(Dataset excerpt)
○ ○ ○

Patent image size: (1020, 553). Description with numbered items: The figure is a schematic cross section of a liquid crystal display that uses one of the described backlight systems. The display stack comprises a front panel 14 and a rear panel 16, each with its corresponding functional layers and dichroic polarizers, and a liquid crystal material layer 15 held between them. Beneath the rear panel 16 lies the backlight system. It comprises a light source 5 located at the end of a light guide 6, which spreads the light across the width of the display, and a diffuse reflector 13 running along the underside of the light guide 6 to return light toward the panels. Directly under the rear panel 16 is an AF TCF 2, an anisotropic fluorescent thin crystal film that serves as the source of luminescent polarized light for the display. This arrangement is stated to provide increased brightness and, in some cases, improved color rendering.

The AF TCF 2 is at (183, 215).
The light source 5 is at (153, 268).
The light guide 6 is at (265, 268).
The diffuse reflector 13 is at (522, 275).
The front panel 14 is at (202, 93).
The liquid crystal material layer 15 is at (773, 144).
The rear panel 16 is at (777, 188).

○ ○ ○

Format each line of the records as one string in a JSON list, leaving out blank lines.

**Worked answer**
[
  "Patent image size: (1020, 553). Description with numbered items: The figure is a schematic cross section of a liquid crystal display that uses one of the described backlight systems. The display stack comprises a front panel 14 and a rear panel 16, each with its corresponding functional layers and dichroic polarizers, and a liquid crystal material layer 15 held between them. Beneath the rear panel 16 lies the backlight system. It comprises a light source 5 located at the end of a light guide 6, which spreads the light across the width of the display, and a diffuse reflector 13 running along the underside of the light guide 6 to return light toward the panels. Directly under the rear panel 16 is an AF TCF 2, an anisotropic fluorescent thin crystal film that serves as the source of luminescent polarized light for the display. This arrangement is stated to provide increased brightness and, in some cases, improved color rendering.",
  "The AF TCF 2 is at (183, 215).",
  "The light source 5 is at (153, 268).",
  "The light guide 6 is at (265, 268).",
  "The diffuse reflector 13 is at (522, 275).",
  "The front panel 14 is at (202, 93).",
  "The liquid crystal material layer 15 is at (773, 144).",
  "The rear panel 16 is at (777, 188)."
]